(Data lines):
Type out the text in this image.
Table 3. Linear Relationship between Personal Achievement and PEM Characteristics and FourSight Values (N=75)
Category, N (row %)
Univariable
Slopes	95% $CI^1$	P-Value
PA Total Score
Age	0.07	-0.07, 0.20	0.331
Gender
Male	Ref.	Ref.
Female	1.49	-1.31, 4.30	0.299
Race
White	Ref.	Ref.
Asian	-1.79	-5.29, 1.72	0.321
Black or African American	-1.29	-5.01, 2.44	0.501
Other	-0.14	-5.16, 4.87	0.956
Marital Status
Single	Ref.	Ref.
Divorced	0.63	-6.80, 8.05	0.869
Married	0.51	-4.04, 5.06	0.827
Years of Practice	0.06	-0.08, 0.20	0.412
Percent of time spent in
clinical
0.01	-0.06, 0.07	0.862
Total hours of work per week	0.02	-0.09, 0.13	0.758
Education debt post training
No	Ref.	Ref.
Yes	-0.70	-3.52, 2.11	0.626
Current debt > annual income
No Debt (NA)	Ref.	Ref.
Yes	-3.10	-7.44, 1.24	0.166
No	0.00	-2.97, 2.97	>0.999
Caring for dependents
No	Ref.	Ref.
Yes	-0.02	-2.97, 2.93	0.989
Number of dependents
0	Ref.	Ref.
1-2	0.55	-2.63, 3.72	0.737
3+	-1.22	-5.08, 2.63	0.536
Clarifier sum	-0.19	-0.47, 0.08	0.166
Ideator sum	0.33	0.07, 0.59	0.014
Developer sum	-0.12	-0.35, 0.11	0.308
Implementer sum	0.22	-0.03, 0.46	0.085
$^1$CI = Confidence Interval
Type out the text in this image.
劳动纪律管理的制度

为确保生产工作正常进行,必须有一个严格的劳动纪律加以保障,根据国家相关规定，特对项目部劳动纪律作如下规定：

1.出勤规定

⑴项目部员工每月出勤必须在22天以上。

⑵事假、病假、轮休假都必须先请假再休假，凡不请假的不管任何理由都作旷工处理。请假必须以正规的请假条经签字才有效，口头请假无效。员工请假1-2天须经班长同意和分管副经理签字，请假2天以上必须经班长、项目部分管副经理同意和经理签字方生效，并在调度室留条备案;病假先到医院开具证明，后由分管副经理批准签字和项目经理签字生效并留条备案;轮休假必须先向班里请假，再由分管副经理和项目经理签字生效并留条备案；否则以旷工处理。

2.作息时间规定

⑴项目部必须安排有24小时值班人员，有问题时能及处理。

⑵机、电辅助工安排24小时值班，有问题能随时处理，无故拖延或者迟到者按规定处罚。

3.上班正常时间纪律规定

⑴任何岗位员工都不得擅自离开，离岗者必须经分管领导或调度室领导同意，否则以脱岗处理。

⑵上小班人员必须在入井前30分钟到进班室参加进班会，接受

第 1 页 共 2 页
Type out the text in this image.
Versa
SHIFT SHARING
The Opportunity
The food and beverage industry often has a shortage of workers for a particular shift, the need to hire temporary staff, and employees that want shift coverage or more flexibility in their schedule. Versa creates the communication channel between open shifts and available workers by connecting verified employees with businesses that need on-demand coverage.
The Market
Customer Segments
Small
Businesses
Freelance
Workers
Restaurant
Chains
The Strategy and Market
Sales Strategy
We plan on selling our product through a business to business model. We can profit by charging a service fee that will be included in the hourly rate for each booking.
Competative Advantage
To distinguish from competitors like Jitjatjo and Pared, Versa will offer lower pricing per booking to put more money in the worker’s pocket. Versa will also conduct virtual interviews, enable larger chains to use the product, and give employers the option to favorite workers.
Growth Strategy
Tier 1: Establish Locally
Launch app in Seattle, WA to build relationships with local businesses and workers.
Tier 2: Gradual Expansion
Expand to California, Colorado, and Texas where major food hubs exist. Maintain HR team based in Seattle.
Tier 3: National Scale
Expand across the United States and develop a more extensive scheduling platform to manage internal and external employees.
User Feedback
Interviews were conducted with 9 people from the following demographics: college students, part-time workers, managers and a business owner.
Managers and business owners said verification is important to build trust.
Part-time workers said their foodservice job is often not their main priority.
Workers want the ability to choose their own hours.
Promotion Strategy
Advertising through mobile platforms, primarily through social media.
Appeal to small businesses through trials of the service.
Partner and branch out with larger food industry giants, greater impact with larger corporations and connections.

(What needs to be done):
Every line above should be printed again exactly as it stands.

(Answer to this problem):
Type out the text in this image.
Table 3. Linear Relationship between Personal Achievement and PEM Characteristics and FourSight Values (N=75)
Category, N (row %)
Univariable
Slopes	95% $CI^1$	P-Value
PA Total Score
Age	0.07	-0.07, 0.20	0.331
Gender
Male	Ref.	Ref.
Female	1.49	-1.31, 4.30	0.299
Race
White	Ref.	Ref.
Asian	-1.79	-5.29, 1.72	0.321
Black or African American	-1.29	-5.01, 2.44	0.501
Other	-0.14	-5.16, 4.87	0.956
Marital Status
Single	Ref.	Ref.
Divorced	0.63	-6.80, 8.05	0.869
Married	0.51	-4.04, 5.06	0.827
Years of Practice	0.06	-0.08, 0.20	0.412
Percent of time spent in
clinical
0.01	-0.06, 0.07	0.862
Total hours of work per week	0.02	-0.09, 0.13	0.758
Education debt post training
No	Ref.	Ref.
Yes	-0.70	-3.52, 2.11	0.626
Current debt > annual income
No Debt (NA)	Ref.	Ref.
Yes	-3.10	-7.44, 1.24	0.166
No	0.00	-2.97, 2.97	>0.999
Caring for dependents
No	Ref.	Ref.
Yes	-0.02	-2.97, 2.93	0.989
Number of dependents
0	Ref.	Ref.
1-2	0.55	-2.63, 3.72	0.737
3+	-1.22	-5.08, 2.63	0.536
Clarifier sum	-0.19	-0.47, 0.08	0.166
Ideator sum	0.33	0.07, 0.59	0.014
Developer sum	-0.12	-0.35, 0.11	0.308
Implementer sum	0.22	-0.03, 0.46	0.085
$^1$CI = Confidence Interval
Type out the text in this image.
劳动纪律管理的制度

为确保生产工作正常进行,必须有一个严格的劳动纪律加以保障,根据国家相关规定，特对项目部劳动纪律作如下规定：

1.出勤规定

⑴项目部员工每月出勤必须在22天以上。

⑵事假、病假、轮休假都必须先请假再休假，凡不请假的不管任何理由都作旷工处理。请假必须以正规的请假条经签字才有效，口头请假无效。员工请假1-2天须经班长同意和分管副经理签字，请假2天以上必须经班长、项目部分管副经理同意和经理签字方生效，并在调度室留条备案;病假先到医院开具证明，后由分管副经理批准签字和项目经理签字生效并留条备案;轮休假必须先向班里请假，再由分管副经理和项目经理签字生效并留条备案；否则以旷工处理。

2.作息时间规定

⑴项目部必须安排有24小时值班人员，有问题时能及处理。

⑵机、电辅助工安排24小时值班，有问题能随时处理，无故拖延或者迟到者按规定处罚。

3.上班正常时间纪律规定

⑴任何岗位员工都不得擅自离开，离岗者必须经分管领导或调度室领导同意，否则以脱岗处理。

⑵上小班人员必须在入井前30分钟到进班室参加进班会，接受

第 1 页 共 2 页
Type out the text in this image.
Versa
SHIFT SHARING
The Opportunity
The food and beverage industry often has a shortage of workers for a particular shift, the need to hire temporary staff, and employees that want shift coverage or more flexibility in their schedule. Versa creates the communication channel between open shifts and available workers by connecting verified employees with businesses that need on-demand coverage.
The Market
Customer Segments
Small
Businesses
Freelance
Workers
Restaurant
Chains
The Strategy and Market
Sales Strategy
We plan on selling our product through a business to business model. We can profit by charging a service fee that will be included in the hourly rate for each booking.
Competative Advantage
To distinguish from competitors like Jitjatjo and Pared, Versa will offer lower pricing per booking to put more money in the worker’s pocket. Versa will also conduct virtual interviews, enable larger chains to use the product, and give employers the option to favorite workers.
Growth Strategy
Tier 1: Establish Locally
Launch app in Seattle, WA to build relationships with local businesses and workers.
Tier 2: Gradual Expansion
Expand to California, Colorado, and Texas where major food hubs exist. Maintain HR team based in Seattle.
Tier 3: National Scale
Expand across the United States and develop a more extensive scheduling platform to manage internal and external employees.
User Feedback
Interviews were conducted with 9 people from the following demographics: college students, part-time workers, managers and a business owner.
Managers and business owners said verification is important to build trust.
Part-time workers said their foodservice job is often not their main priority.
Workers want the ability to choose their own hours.
Promotion Strategy
Advertising through mobile platforms, primarily through social media.
Appeal to small businesses through trials of the service.
Partner and branch out with larger food industry giants, greater impact with larger corporations and connections.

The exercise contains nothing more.